(Stored items)
..............................
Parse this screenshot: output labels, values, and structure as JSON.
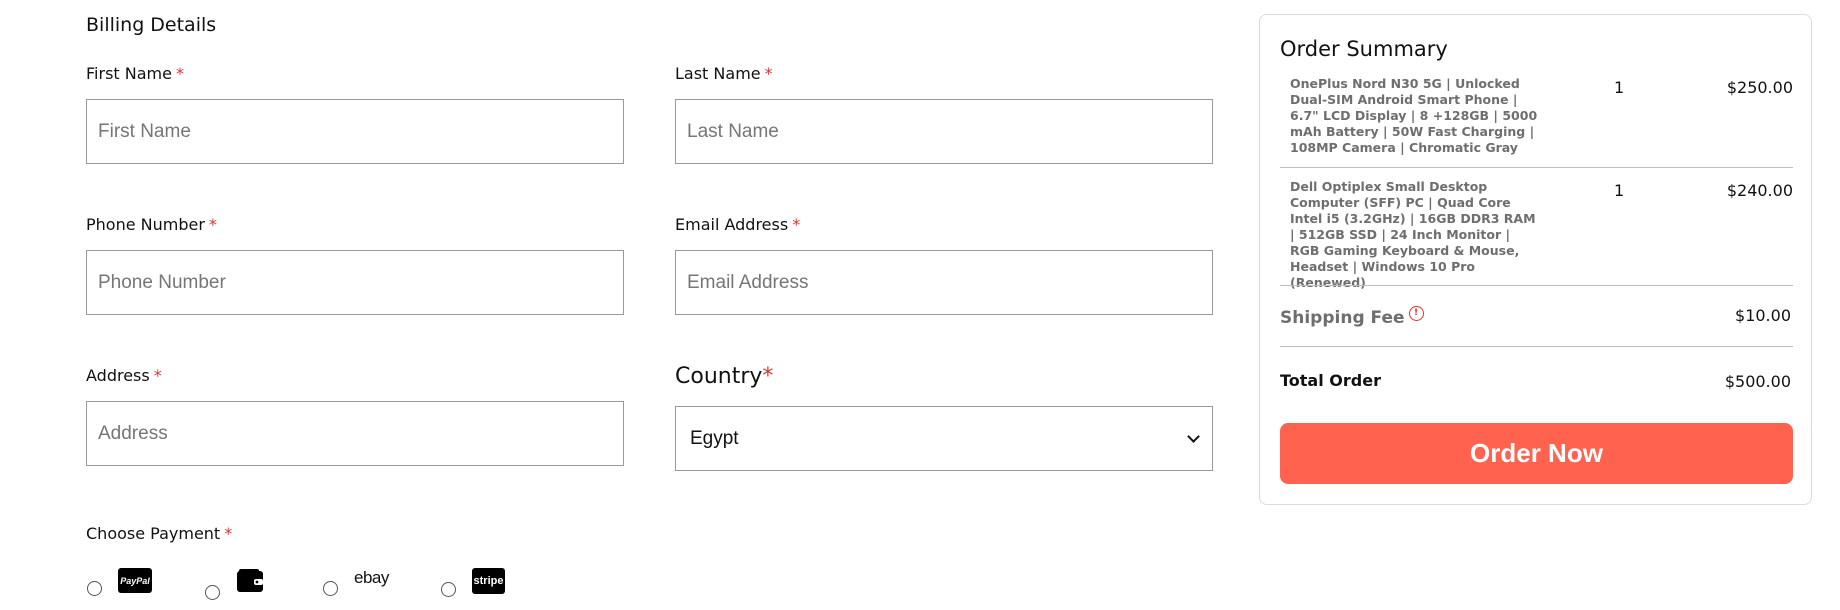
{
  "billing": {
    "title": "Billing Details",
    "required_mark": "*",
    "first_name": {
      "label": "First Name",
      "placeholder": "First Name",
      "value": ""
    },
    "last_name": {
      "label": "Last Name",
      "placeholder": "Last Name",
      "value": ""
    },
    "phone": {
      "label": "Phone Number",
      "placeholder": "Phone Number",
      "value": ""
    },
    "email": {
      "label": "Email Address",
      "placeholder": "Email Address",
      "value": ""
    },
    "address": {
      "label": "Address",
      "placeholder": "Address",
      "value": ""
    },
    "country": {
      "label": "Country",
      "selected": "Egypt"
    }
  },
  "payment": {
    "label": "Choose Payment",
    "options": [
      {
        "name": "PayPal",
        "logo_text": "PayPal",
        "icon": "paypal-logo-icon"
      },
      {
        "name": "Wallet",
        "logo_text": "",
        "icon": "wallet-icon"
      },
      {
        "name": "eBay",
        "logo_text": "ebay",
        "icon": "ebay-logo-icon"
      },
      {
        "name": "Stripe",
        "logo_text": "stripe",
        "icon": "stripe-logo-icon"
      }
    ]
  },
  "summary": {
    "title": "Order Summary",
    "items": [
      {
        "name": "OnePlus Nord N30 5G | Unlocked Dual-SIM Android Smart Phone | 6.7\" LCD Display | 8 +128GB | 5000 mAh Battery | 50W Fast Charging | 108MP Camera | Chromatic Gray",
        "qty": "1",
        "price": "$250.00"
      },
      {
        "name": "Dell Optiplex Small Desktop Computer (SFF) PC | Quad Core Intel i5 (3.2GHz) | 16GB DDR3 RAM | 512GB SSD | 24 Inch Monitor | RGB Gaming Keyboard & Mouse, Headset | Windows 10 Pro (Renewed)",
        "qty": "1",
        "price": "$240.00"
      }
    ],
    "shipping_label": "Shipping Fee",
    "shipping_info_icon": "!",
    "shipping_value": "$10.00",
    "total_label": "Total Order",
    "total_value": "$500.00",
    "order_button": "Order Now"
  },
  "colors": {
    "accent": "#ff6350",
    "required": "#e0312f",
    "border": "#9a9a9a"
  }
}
..............................
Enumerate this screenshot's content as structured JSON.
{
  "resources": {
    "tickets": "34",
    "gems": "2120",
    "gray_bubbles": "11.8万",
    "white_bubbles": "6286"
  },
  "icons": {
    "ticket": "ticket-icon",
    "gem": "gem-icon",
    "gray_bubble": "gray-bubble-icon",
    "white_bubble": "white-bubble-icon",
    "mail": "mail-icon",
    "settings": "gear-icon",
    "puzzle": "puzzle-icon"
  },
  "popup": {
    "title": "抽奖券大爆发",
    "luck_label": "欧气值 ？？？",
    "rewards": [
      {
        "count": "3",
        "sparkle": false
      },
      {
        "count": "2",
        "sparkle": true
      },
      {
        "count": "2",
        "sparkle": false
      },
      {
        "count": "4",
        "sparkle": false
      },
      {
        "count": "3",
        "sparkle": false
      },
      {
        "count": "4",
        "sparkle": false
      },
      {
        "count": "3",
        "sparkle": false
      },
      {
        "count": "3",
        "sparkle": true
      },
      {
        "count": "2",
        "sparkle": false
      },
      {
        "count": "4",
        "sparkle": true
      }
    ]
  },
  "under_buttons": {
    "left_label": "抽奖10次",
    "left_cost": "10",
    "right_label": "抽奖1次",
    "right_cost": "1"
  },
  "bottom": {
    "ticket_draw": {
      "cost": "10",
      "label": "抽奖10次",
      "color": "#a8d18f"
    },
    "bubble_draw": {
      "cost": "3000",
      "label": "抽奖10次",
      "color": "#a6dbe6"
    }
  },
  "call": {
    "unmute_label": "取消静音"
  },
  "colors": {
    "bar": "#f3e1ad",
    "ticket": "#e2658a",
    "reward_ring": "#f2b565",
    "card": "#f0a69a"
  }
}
..............................
**STATED GOAL**
Count each line of the data where the word "title" appears, then reply with the total only.

**COMPLETE RESPONSE**
3